[START OF Data supplied]

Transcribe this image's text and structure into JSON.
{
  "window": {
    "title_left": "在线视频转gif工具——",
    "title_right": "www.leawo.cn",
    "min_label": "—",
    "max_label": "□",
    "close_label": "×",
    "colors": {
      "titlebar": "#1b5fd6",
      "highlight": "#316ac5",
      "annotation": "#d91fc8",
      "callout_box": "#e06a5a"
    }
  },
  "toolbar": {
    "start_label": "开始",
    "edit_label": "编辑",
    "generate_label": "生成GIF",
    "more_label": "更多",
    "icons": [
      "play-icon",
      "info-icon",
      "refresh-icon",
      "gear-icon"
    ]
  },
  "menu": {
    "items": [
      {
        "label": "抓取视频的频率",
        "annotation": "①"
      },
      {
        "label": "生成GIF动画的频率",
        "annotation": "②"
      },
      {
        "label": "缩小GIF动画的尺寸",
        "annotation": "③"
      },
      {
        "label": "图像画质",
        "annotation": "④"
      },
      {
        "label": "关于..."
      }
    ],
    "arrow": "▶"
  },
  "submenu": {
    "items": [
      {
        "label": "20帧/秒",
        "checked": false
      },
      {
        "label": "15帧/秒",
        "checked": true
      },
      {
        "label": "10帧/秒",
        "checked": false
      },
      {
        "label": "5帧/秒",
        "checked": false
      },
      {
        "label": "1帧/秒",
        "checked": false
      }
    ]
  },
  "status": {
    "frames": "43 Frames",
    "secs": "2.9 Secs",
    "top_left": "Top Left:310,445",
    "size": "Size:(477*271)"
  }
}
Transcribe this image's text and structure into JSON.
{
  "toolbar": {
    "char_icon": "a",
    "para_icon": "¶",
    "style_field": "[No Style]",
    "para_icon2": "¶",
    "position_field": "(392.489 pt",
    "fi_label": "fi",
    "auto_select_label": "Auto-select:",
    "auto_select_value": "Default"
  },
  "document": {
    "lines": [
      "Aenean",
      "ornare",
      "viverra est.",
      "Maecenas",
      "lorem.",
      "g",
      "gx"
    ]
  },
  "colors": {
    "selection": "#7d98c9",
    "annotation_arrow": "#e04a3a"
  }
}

[END OF Data supplied]

▶ Directions for this task: Set down all of the entries exactly, please.

▶ The answer:
Transcribe this image's text and structure into JSON.
{
  "window": {
    "title_left": "在线视频转gif工具——",
    "title_right": "www.leawo.cn",
    "min_label": "—",
    "max_label": "□",
    "close_label": "×",
    "colors": {
      "titlebar": "#1b5fd6",
      "highlight": "#316ac5",
      "annotation": "#d91fc8",
      "callout_box": "#e06a5a"
    }
  },
  "toolbar": {
    "start_label": "开始",
    "edit_label": "编辑",
    "generate_label": "生成GIF",
    "more_label": "更多",
    "icons": [
      "play-icon",
      "info-icon",
      "refresh-icon",
      "gear-icon"
    ]
  },
  "menu": {
    "items": [
      {
        "label": "抓取视频的频率",
        "annotation": "①"
      },
      {
        "label": "生成GIF动画的频率",
        "annotation": "②"
      },
      {
        "label": "缩小GIF动画的尺寸",
        "annotation": "③"
      },
      {
        "label": "图像画质",
        "annotation": "④"
      },
      {
        "label": "关于..."
      }
    ],
    "arrow": "▶"
  },
  "submenu": {
    "items": [
      {
        "label": "20帧/秒",
        "checked": false
      },
      {
        "label": "15帧/秒",
        "checked": true
      },
      {
        "label": "10帧/秒",
        "checked": false
      },
      {
        "label": "5帧/秒",
        "checked": false
      },
      {
        "label": "1帧/秒",
        "checked": false
      }
    ]
  },
  "status": {
    "frames": "43 Frames",
    "secs": "2.9 Secs",
    "top_left": "Top Left:310,445",
    "size": "Size:(477*271)"
  }
}
Transcribe this image's text and structure into JSON.
{
  "toolbar": {
    "char_icon": "a",
    "para_icon": "¶",
    "style_field": "[No Style]",
    "para_icon2": "¶",
    "position_field": "(392.489 pt",
    "fi_label": "fi",
    "auto_select_label": "Auto-select:",
    "auto_select_value": "Default"
  },
  "document": {
    "lines": [
      "Aenean",
      "ornare",
      "viverra est.",
      "Maecenas",
      "lorem.",
      "g",
      "gx"
    ]
  },
  "colors": {
    "selection": "#7d98c9",
    "annotation_arrow": "#e04a3a"
  }
}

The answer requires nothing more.